━━ Available data

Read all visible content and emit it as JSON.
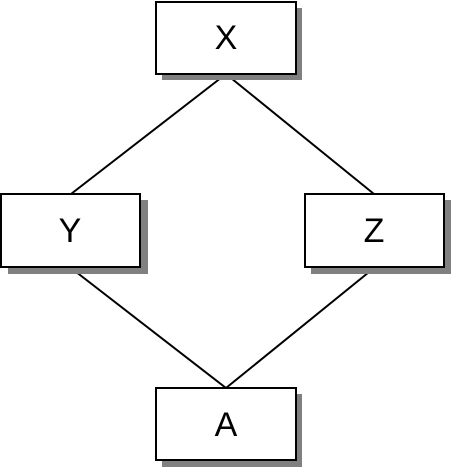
{
  "diagram": {
    "nodes": {
      "x": {
        "label": "X"
      },
      "y": {
        "label": "Y"
      },
      "z": {
        "label": "Z"
      },
      "a": {
        "label": "A"
      }
    },
    "edges": [
      {
        "from": "X",
        "to": "Y"
      },
      {
        "from": "X",
        "to": "Z"
      },
      {
        "from": "Y",
        "to": "A"
      },
      {
        "from": "Z",
        "to": "A"
      }
    ],
    "colors": {
      "box_fill": "#ffffff",
      "box_stroke": "#000000",
      "shadow": "#808080",
      "line": "#000000"
    }
  }
}
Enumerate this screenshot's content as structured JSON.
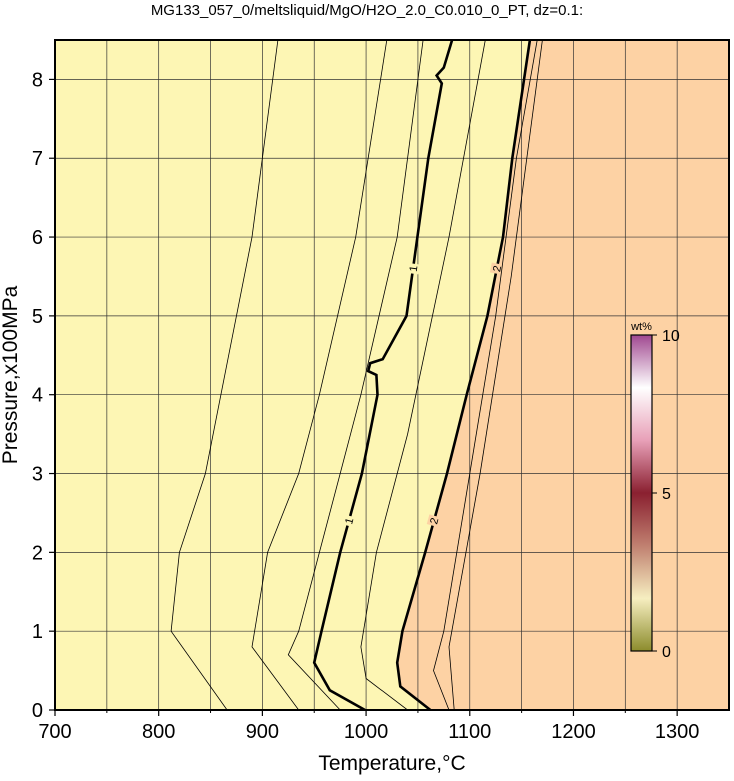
{
  "chart_data": {
    "type": "contour",
    "title": "MG133_057_0/meltsliquid/MgO/H2O_2.0_C0.010_0_PT, dz=0.1:",
    "x_label": "Temperature,°C",
    "y_label": "Pressure,x100MPa",
    "xlim": [
      700,
      1350
    ],
    "ylim": [
      0,
      8.5
    ],
    "xticks": [
      700,
      800,
      900,
      1000,
      1100,
      1200,
      1300
    ],
    "yticks": [
      0,
      1,
      2,
      3,
      4,
      5,
      6,
      7,
      8
    ],
    "xminorticks": [
      750,
      850,
      950,
      1050,
      1150,
      1250
    ],
    "grid": true,
    "low_color": "#fdf6b4",
    "high_color": "#fdd2a4",
    "contours": [
      {
        "x": [
          866,
          812,
          820,
          845,
          860,
          890,
          915
        ],
        "y": [
          0,
          1,
          2,
          3,
          4,
          6,
          8.5
        ]
      },
      {
        "x": [
          935,
          890,
          905,
          935,
          955,
          990,
          1020
        ],
        "y": [
          0,
          0.8,
          2,
          3,
          4,
          6,
          8.5
        ]
      },
      {
        "x": [
          975,
          925,
          935,
          955,
          975,
          995,
          1030,
          1055
        ],
        "y": [
          0,
          0.7,
          1,
          2,
          3,
          4,
          6,
          8.5
        ]
      },
      {
        "level": 1,
        "x": [
          999,
          965,
          950,
          957,
          975,
          996,
          1011,
          1010,
          1002,
          1004,
          1016,
          1039,
          1060,
          1073,
          1068,
          1075,
          1083
        ],
        "y": [
          0,
          0.25,
          0.6,
          1,
          2,
          3,
          4,
          4.25,
          4.3,
          4.4,
          4.45,
          5,
          7,
          7.95,
          8.05,
          8.15,
          8.5
        ]
      },
      {
        "x": [
          1040,
          1000,
          995,
          1010,
          1040,
          1080,
          1115
        ],
        "y": [
          0,
          0.4,
          0.8,
          2,
          3.5,
          6,
          8.5
        ]
      },
      {
        "level": 2,
        "x": [
          1062,
          1033,
          1030,
          1035,
          1057,
          1078,
          1097,
          1117,
          1132,
          1141,
          1158
        ],
        "y": [
          0,
          0.3,
          0.6,
          1,
          2,
          3,
          4,
          5,
          6,
          7,
          8.5
        ]
      },
      {
        "x": [
          1080,
          1065,
          1075,
          1100,
          1125,
          1145,
          1165
        ],
        "y": [
          0,
          0.5,
          1,
          3,
          5,
          7,
          8.5
        ]
      },
      {
        "x": [
          1085,
          1080,
          1110,
          1140,
          1170
        ],
        "y": [
          0,
          0.8,
          3,
          5.5,
          8.5
        ]
      }
    ],
    "colorbar": {
      "label": "wt%",
      "lim": [
        0,
        10
      ],
      "ticks": [
        0,
        5,
        10
      ],
      "colors": [
        "#8c8c2c",
        "#f6eec0",
        "#c08070",
        "#8a2030",
        "#e8a0b8",
        "#ffffff",
        "#a04890"
      ]
    }
  }
}
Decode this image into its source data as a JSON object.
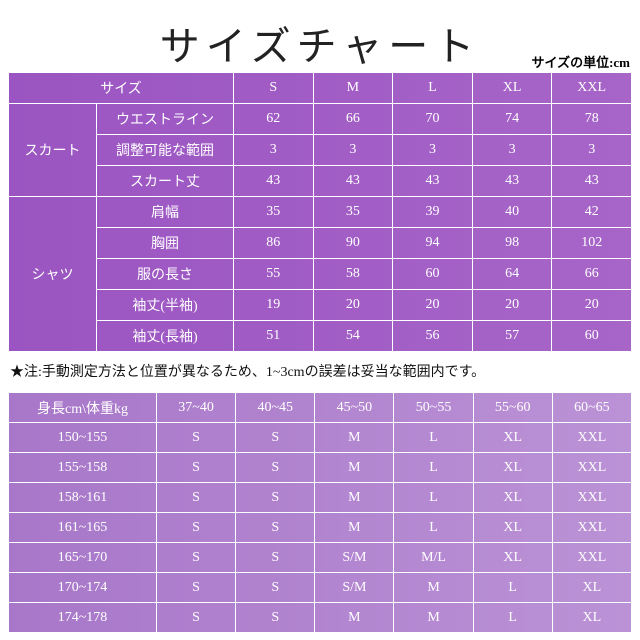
{
  "header": {
    "title": "サイズチャート",
    "unit": "サイズの単位:cm"
  },
  "size_table": {
    "header": [
      "サイズ",
      "S",
      "M",
      "L",
      "XL",
      "XXL"
    ],
    "groups": [
      {
        "name": "スカート",
        "rows": [
          {
            "label": "ウエストライン",
            "values": [
              62,
              66,
              70,
              74,
              78
            ]
          },
          {
            "label": "調整可能な範囲",
            "values": [
              3,
              3,
              3,
              3,
              3
            ]
          },
          {
            "label": "スカート丈",
            "values": [
              43,
              43,
              43,
              43,
              43
            ]
          }
        ]
      },
      {
        "name": "シャツ",
        "rows": [
          {
            "label": "肩幅",
            "values": [
              35,
              35,
              39,
              40,
              42
            ]
          },
          {
            "label": "胸囲",
            "values": [
              86,
              90,
              94,
              98,
              102
            ]
          },
          {
            "label": "服の長さ",
            "values": [
              55,
              58,
              60,
              64,
              66
            ]
          },
          {
            "label": "袖丈(半袖)",
            "values": [
              19,
              20,
              20,
              20,
              20
            ]
          },
          {
            "label": "袖丈(長袖)",
            "values": [
              51,
              54,
              56,
              57,
              60
            ]
          }
        ]
      }
    ]
  },
  "note": "★注:手動測定方法と位置が異なるため、1~3cmの誤差は妥当な範囲内です。",
  "fit_table": {
    "header": [
      "身長cm\\体重kg",
      "37~40",
      "40~45",
      "45~50",
      "50~55",
      "55~60",
      "60~65"
    ],
    "rows": [
      [
        "150~155",
        "S",
        "S",
        "M",
        "L",
        "XL",
        "XXL"
      ],
      [
        "155~158",
        "S",
        "S",
        "M",
        "L",
        "XL",
        "XXL"
      ],
      [
        "158~161",
        "S",
        "S",
        "M",
        "L",
        "XL",
        "XXL"
      ],
      [
        "161~165",
        "S",
        "S",
        "M",
        "L",
        "XL",
        "XXL"
      ],
      [
        "165~170",
        "S",
        "S",
        "S/M",
        "M/L",
        "XL",
        "XXL"
      ],
      [
        "170~174",
        "S",
        "S",
        "S/M",
        "M",
        "L",
        "XL"
      ],
      [
        "174~178",
        "S",
        "S",
        "M",
        "M",
        "L",
        "XL"
      ]
    ]
  }
}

━━━━

- [Task to complete] Pick out each line in the material containing "JSON".

- [Solution for this problem]
Read all visible content and emit it as JSON.
Enumerate this screenshot's content as structured JSON.
Decode this image into its source data as a JSON object.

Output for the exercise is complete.